(Dataset excerpts)
·····

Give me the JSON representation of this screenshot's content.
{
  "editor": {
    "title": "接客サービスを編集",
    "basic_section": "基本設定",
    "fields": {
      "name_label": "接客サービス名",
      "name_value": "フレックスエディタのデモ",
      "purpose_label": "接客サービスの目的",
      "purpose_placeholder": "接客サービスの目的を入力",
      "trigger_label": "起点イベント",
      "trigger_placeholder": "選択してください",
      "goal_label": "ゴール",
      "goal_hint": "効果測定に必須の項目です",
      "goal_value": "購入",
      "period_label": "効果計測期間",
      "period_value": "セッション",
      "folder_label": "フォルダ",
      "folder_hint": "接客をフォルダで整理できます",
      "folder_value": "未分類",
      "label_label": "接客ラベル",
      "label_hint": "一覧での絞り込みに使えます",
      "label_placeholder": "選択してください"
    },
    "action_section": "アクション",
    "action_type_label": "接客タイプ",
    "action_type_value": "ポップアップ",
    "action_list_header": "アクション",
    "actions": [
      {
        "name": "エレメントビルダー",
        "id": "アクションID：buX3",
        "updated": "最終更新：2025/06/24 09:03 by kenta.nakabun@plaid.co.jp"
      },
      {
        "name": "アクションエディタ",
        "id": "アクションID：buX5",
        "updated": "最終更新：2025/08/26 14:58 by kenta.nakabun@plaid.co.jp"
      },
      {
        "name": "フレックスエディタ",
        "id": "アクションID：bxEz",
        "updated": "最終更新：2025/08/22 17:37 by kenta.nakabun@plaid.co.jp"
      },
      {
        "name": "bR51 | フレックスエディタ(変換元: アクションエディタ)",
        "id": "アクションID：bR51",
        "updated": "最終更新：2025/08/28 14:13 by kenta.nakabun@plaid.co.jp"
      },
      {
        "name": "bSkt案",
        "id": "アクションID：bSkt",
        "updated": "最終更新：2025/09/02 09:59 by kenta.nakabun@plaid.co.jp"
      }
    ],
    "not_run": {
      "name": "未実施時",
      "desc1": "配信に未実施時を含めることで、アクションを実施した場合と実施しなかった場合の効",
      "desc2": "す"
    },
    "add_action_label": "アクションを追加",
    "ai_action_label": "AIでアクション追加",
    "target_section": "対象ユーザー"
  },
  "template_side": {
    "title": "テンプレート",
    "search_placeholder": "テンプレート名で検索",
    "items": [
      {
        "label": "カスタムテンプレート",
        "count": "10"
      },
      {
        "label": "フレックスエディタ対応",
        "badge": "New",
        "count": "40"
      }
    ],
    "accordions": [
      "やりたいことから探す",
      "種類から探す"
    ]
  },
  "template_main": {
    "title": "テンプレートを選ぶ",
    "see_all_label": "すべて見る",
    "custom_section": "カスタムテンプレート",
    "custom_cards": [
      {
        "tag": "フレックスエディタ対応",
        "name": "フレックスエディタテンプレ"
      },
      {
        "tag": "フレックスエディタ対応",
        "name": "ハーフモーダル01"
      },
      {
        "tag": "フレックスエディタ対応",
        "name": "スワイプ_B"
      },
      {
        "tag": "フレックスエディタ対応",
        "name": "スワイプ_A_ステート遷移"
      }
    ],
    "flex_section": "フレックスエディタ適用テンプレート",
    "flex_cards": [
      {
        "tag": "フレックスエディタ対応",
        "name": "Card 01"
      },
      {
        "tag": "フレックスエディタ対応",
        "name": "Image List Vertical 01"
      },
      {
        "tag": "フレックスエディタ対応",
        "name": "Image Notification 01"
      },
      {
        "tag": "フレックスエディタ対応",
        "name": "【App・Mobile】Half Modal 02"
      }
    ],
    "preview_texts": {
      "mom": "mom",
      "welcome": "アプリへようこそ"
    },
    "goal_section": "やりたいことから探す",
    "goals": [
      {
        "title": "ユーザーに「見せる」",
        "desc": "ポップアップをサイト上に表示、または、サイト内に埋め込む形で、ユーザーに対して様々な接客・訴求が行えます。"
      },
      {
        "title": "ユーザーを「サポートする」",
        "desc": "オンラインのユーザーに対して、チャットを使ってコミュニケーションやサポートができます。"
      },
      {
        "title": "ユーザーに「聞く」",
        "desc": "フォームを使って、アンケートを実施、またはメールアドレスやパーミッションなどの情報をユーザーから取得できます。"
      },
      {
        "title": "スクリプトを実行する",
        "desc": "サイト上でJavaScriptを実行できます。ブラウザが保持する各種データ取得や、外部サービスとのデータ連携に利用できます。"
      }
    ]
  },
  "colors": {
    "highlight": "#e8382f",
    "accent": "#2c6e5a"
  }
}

·····

### TASK TO CARRY OUT
Write out every line of the listing that holds the word "やりたいことから探す".

### FULL SOLUTION
      "やりたいことから探す",
    "goal_section": "やりたいことから探す",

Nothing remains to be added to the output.